_Estratto:_
Scala: la miglior Aida del terzo millennio

 

Sì, lo so che qualche schizzinoso osserverà: bella forza, far meglio di Chailly, Barenboim, Wellber, Noseda… (poi parlerò anche di Zeffirelli). Intanto però è già qualcosa, con i tempi che corrono, e così godiamoci l’evento, come se lo è goduto ieri sera il pubblico della terza che ha decretato a questa Aida un successo chiaro, convinto e indiscutibile.

Di cui personalmente accrediterei la parte sostanziosa e sostanziale al vecchietto Zubin Mehta che – nel solco della sua tradizionale interpretazione anti-retorica e intimistica dell’opera (gliel’avevo sentita l’ultima volta 4 anni fa a casa sua) – ha ottenuto da orchestra, coro e cantanti un risultato di tutto rispetto: certo, non si parla di Everest, ma insomma, già il Resegone è molto, rispetto al… monte Stella (smile!) su cui ci si era accampati negli ultimi 10 anni, ecco.

_Blocco dati:_

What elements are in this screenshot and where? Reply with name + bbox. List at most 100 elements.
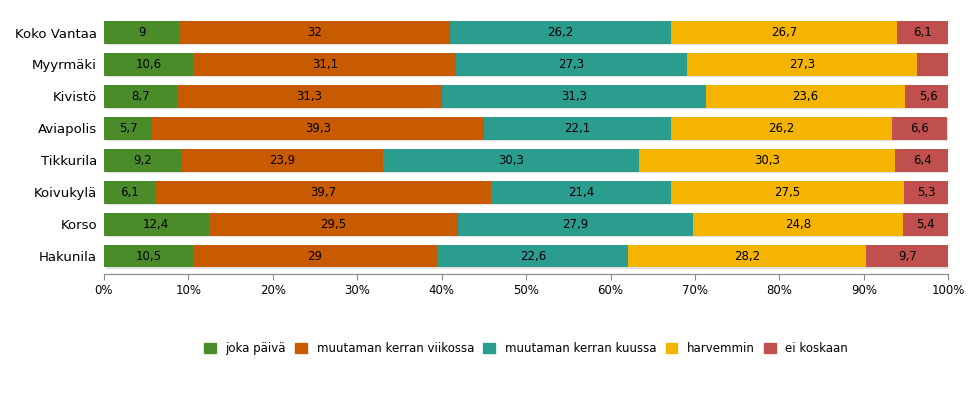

_Cosa fare:_
- 1) Trascrivi dall'estratto il passo che comincia con "Sì, lo so che" e prosegue fino a "10 anni, ecco.".
- 2) Rispondi in base all'estratto sull'Aida della Scala:
(a) A quale direttore l'autore attribuisce la parte principale del successo?
(b) Quanti anni prima l'autore aveva ascoltato l'ultima volta la sua interpretazione dell'opera?
(c) A quale recita ha assistito il pubblico di ieri sera?

_Risposte corrette:_
- 1)
Sì, lo so che qualche schizzinoso osserverà: bella forza, far meglio di Chailly, Barenboim, Wellber, Noseda… (poi parlerò anche di Zeffirelli). Intanto però è già qualcosa, con i tempi che corrono, e così godiamoci l’evento, come se lo è goduto ieri sera il pubblico della terza che ha decretato a questa Aida un successo chiaro, convinto e indiscutibile.

Di cui personalmente accrediterei la parte sostanziosa e sostanziale al vecchietto Zubin Mehta che – nel solco della sua tradizionale interpretazione anti-retorica e intimistica dell’opera (gliel’avevo sentita l’ultima volta 4 anni fa a casa sua) – ha ottenuto da orchestra, coro e cantanti un risultato di tutto rispetto: certo, non si parla di Everest, ma insomma, già il Resegone è molto, rispetto al… monte Stella (smile!) su cui ci si era accampati negli ultimi 10 anni, ecco.

- 2)
(a) Zubin Mehta.
(b) 4 anni prima.
(c) La terza.